— Start DATA SECTION —

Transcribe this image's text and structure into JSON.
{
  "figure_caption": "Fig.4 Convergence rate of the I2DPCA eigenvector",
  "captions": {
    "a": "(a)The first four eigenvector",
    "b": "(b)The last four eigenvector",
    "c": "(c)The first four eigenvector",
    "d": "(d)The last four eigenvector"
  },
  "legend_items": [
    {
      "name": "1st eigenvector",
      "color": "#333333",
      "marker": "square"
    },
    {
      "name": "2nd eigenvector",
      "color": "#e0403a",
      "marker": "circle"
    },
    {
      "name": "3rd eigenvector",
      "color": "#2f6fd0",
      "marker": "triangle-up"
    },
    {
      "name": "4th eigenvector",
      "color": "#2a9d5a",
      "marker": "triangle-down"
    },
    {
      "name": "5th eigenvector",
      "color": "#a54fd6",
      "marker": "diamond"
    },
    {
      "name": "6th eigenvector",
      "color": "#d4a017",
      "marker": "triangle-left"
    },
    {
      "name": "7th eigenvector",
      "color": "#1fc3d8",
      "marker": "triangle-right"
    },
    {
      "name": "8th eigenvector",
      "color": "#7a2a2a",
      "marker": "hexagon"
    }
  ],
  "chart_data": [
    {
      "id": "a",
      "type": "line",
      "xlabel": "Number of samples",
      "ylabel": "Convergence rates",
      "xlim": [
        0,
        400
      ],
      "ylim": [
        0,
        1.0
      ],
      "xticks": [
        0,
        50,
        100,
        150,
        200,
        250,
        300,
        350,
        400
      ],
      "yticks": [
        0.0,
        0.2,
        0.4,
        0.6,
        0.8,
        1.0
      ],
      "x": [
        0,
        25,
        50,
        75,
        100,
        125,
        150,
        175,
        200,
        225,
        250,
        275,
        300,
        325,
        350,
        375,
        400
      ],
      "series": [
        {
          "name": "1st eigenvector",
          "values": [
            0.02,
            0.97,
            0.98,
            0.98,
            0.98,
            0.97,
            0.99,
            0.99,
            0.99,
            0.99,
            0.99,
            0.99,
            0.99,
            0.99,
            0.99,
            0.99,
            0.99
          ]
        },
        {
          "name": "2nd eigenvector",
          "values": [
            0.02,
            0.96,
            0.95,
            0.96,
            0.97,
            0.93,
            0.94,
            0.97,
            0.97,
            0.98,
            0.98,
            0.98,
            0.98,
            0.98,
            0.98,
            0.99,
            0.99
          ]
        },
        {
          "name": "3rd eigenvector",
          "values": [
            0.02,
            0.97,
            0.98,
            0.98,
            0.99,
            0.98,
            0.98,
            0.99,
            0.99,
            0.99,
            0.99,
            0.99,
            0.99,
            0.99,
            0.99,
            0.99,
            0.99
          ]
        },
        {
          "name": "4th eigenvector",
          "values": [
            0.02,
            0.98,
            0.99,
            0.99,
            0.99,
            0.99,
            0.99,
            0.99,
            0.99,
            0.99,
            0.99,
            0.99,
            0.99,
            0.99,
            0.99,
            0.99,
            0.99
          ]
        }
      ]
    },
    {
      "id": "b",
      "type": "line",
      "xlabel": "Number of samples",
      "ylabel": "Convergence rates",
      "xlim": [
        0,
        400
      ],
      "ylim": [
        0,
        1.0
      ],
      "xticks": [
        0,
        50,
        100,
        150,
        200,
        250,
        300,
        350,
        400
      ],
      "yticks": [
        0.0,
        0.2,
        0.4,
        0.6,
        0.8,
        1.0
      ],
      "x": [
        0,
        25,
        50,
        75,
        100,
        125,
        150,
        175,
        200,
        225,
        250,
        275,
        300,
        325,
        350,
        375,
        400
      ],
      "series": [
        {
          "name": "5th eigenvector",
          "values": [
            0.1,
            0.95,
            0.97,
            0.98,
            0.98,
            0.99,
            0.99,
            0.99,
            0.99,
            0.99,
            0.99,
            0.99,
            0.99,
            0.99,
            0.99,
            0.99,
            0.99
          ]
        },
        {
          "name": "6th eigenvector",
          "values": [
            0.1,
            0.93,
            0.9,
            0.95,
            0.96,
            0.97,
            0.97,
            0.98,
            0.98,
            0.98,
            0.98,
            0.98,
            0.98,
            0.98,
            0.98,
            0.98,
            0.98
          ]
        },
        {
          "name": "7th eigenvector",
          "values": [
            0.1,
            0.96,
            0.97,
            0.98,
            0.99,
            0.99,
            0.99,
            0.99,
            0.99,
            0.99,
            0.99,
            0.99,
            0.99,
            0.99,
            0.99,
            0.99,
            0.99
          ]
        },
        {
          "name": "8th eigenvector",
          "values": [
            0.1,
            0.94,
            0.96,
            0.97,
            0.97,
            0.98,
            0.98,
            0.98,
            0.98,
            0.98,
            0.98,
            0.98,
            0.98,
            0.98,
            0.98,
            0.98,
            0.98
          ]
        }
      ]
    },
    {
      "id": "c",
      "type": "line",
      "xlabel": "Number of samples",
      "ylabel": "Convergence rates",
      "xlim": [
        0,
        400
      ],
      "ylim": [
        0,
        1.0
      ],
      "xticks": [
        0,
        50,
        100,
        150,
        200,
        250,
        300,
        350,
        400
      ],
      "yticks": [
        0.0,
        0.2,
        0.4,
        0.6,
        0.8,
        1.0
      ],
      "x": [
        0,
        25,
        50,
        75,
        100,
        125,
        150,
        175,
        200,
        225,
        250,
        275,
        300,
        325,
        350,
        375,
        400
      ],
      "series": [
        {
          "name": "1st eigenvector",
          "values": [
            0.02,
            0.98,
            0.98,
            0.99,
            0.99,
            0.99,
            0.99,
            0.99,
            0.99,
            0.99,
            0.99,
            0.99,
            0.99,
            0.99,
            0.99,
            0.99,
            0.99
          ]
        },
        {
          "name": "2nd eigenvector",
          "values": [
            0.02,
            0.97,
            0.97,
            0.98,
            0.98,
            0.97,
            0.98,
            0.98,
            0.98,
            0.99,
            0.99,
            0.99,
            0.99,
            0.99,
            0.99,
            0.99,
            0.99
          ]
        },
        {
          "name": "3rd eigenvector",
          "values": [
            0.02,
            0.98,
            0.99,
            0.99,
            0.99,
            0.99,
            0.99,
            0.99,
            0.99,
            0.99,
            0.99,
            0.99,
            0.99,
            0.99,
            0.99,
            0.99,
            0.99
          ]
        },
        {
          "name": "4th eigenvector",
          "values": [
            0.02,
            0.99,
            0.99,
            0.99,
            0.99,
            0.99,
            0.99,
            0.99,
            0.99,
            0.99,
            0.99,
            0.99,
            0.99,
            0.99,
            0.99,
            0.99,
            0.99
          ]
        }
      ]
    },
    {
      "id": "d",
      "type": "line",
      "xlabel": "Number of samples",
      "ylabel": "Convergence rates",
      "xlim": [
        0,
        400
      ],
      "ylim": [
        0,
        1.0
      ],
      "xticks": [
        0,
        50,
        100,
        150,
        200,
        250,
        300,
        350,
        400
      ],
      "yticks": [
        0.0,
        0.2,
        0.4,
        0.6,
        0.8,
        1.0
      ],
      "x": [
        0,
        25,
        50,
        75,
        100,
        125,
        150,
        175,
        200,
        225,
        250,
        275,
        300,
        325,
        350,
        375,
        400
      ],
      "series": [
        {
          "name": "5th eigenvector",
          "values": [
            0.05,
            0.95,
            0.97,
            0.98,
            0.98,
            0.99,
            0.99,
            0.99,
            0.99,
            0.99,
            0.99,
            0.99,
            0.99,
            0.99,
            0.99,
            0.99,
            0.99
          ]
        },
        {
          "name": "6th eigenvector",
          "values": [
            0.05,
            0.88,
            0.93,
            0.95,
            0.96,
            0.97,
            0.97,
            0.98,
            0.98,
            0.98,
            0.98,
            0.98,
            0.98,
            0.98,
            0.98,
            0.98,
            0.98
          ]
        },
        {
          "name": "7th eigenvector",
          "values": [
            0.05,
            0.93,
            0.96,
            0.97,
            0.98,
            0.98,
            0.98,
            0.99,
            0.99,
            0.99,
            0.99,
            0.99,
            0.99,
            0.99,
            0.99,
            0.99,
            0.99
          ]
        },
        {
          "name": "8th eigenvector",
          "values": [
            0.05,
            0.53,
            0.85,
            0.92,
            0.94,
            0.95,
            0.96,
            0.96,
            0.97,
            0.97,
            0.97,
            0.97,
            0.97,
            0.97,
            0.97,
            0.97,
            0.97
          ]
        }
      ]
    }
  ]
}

— End DATA SECTION —

Give the count of lines containing "color", with no added text.

8